→ WHAT IS EXPECTED
Keep the wording of each record exactly the same when you repeat it, and leave out pictures.

→ DATA SHOWN
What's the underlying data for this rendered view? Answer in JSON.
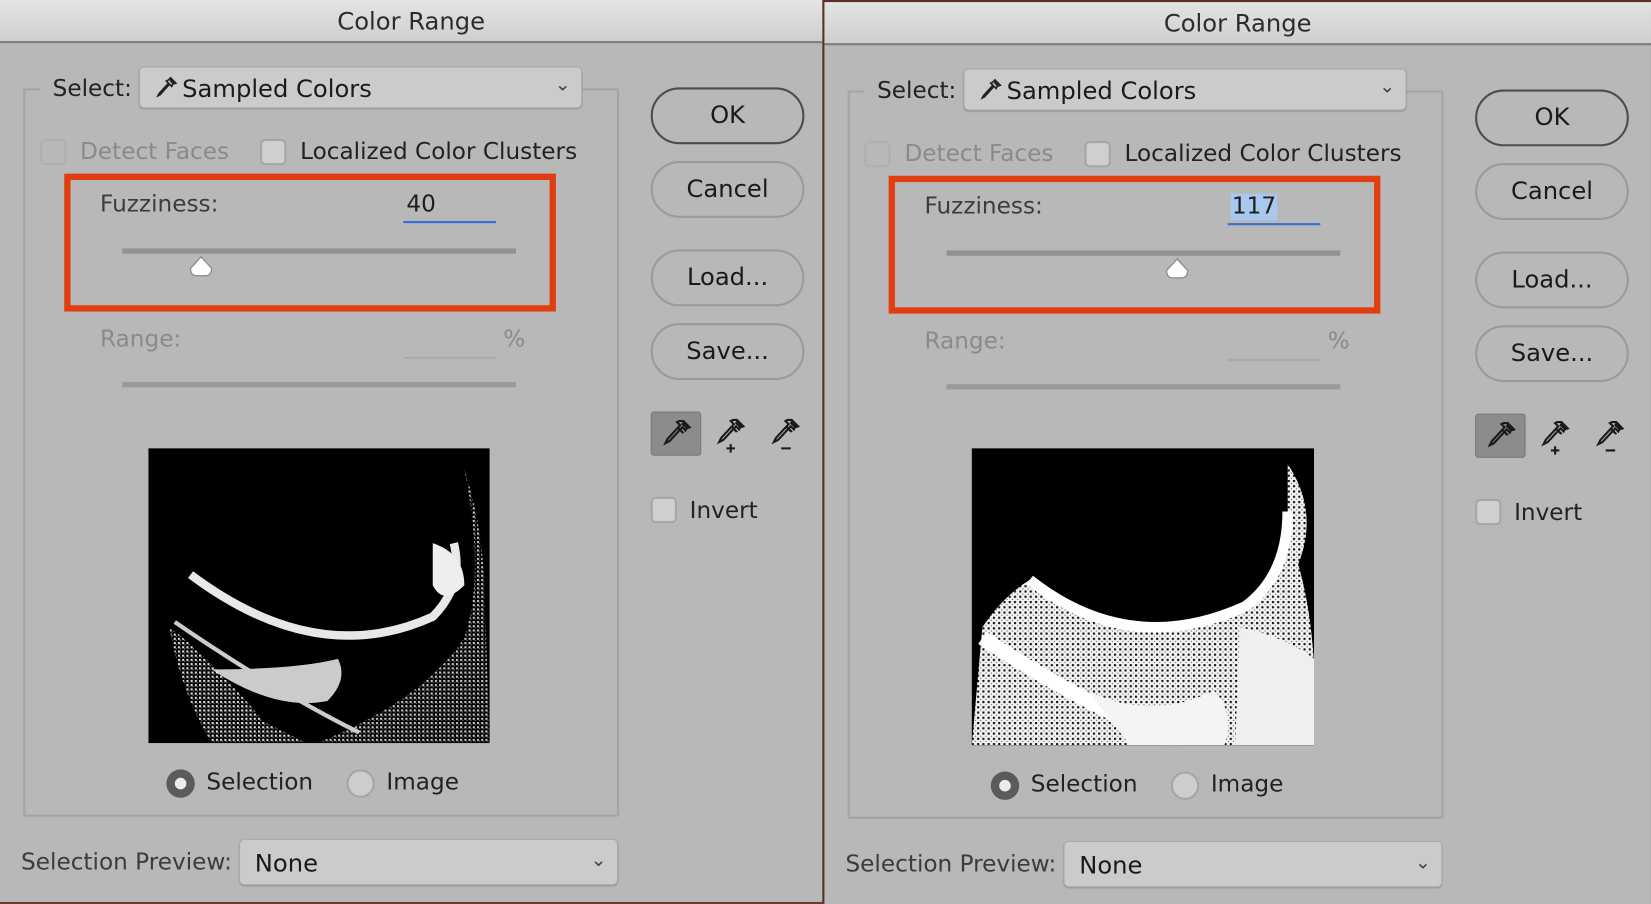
{
  "dialogs": [
    {
      "title": "Color Range",
      "select_label": "Select:",
      "select_value": "Sampled Colors",
      "detect_faces": {
        "label": "Detect Faces",
        "checked": false,
        "enabled": false
      },
      "localized_clusters": {
        "label": "Localized Color Clusters",
        "checked": false
      },
      "fuzziness": {
        "label": "Fuzziness:",
        "value": "40",
        "slider_fraction": 0.2,
        "text_selected": false
      },
      "range": {
        "label": "Range:",
        "value": "",
        "unit": "%",
        "enabled": false
      },
      "buttons": {
        "ok": "OK",
        "cancel": "Cancel",
        "load": "Load...",
        "save": "Save..."
      },
      "invert": {
        "label": "Invert",
        "checked": false
      },
      "view": {
        "selection": "Selection",
        "image": "Image",
        "selected": "selection"
      },
      "selection_preview": {
        "label": "Selection Preview:",
        "value": "None"
      }
    },
    {
      "title": "Color Range",
      "select_label": "Select:",
      "select_value": "Sampled Colors",
      "detect_faces": {
        "label": "Detect Faces",
        "checked": false,
        "enabled": false
      },
      "localized_clusters": {
        "label": "Localized Color Clusters",
        "checked": false
      },
      "fuzziness": {
        "label": "Fuzziness:",
        "value": "117",
        "slider_fraction": 0.585,
        "text_selected": true
      },
      "range": {
        "label": "Range:",
        "value": "",
        "unit": "%",
        "enabled": false
      },
      "buttons": {
        "ok": "OK",
        "cancel": "Cancel",
        "load": "Load...",
        "save": "Save..."
      },
      "invert": {
        "label": "Invert",
        "checked": false
      },
      "view": {
        "selection": "Selection",
        "image": "Image",
        "selected": "selection"
      },
      "selection_preview": {
        "label": "Selection Preview:",
        "value": "None"
      }
    }
  ],
  "icons": {
    "select_dropdown": "eyedropper-icon",
    "tools": [
      "eyedropper-icon",
      "eyedropper-add-icon",
      "eyedropper-subtract-icon"
    ],
    "dropdown_chevron": "chevron-down-icon"
  },
  "colors": {
    "dialog_bg": "#b8b8b8",
    "highlight_annotation": "#e03e10",
    "focus_underline": "#2f6fd6",
    "text_selection": "#a9c8ef"
  }
}
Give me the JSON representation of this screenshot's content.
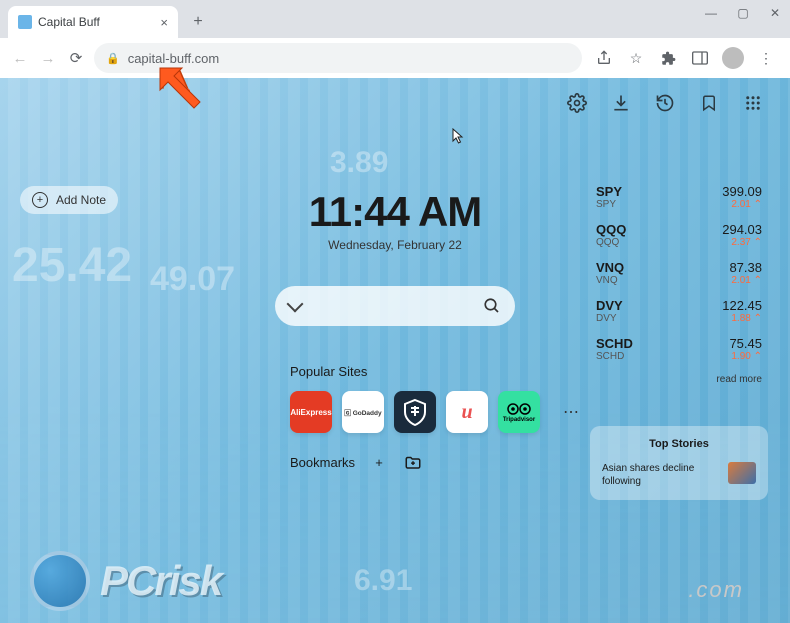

→ TASK OUTPUT
What's the underlying data for this rendered view? Answer in JSON.
{
  "dialogs": [
    {
      "title": "Color Range",
      "select_label": "Select:",
      "select_value": "Sampled Colors",
      "detect_faces": {
        "label": "Detect Faces",
        "checked": false,
        "enabled": false
      },
      "localized_clusters": {
        "label": "Localized Color Clusters",
        "checked": false
      },
      "fuzziness": {
        "label": "Fuzziness:",
        "value": "40",
        "slider_fraction": 0.2,
        "text_selected": false
      },
      "range": {
        "label": "Range:",
        "value": "",
        "unit": "%",
        "enabled": false
      },
      "buttons": {
        "ok": "OK",
        "cancel": "Cancel",
        "load": "Load...",
        "save": "Save..."
      },
      "invert": {
        "label": "Invert",
        "checked": false
      },
      "view": {
        "selection": "Selection",
        "image": "Image",
        "selected": "selection"
      },
      "selection_preview": {
        "label": "Selection Preview:",
        "value": "None"
      }
    },
    {
      "title": "Color Range",
      "select_label": "Select:",
      "select_value": "Sampled Colors",
      "detect_faces": {
        "label": "Detect Faces",
        "checked": false,
        "enabled": false
      },
      "localized_clusters": {
        "label": "Localized Color Clusters",
        "checked": false
      },
      "fuzziness": {
        "label": "Fuzziness:",
        "value": "117",
        "slider_fraction": 0.585,
        "text_selected": true
      },
      "range": {
        "label": "Range:",
        "value": "",
        "unit": "%",
        "enabled": false
      },
      "buttons": {
        "ok": "OK",
        "cancel": "Cancel",
        "load": "Load...",
        "save": "Save..."
      },
      "invert": {
        "label": "Invert",
        "checked": false
      },
      "view": {
        "selection": "Selection",
        "image": "Image",
        "selected": "selection"
      },
      "selection_preview": {
        "label": "Selection Preview:",
        "value": "None"
      }
    }
  ],
  "icons": {
    "select_dropdown": "eyedropper-icon",
    "tools": [
      "eyedropper-icon",
      "eyedropper-add-icon",
      "eyedropper-subtract-icon"
    ],
    "dropdown_chevron": "chevron-down-icon"
  },
  "colors": {
    "dialog_bg": "#b8b8b8",
    "highlight_annotation": "#e03e10",
    "focus_underline": "#2f6fd6",
    "text_selection": "#a9c8ef"
  }
}
Give me the JSON representation of this screenshot's content.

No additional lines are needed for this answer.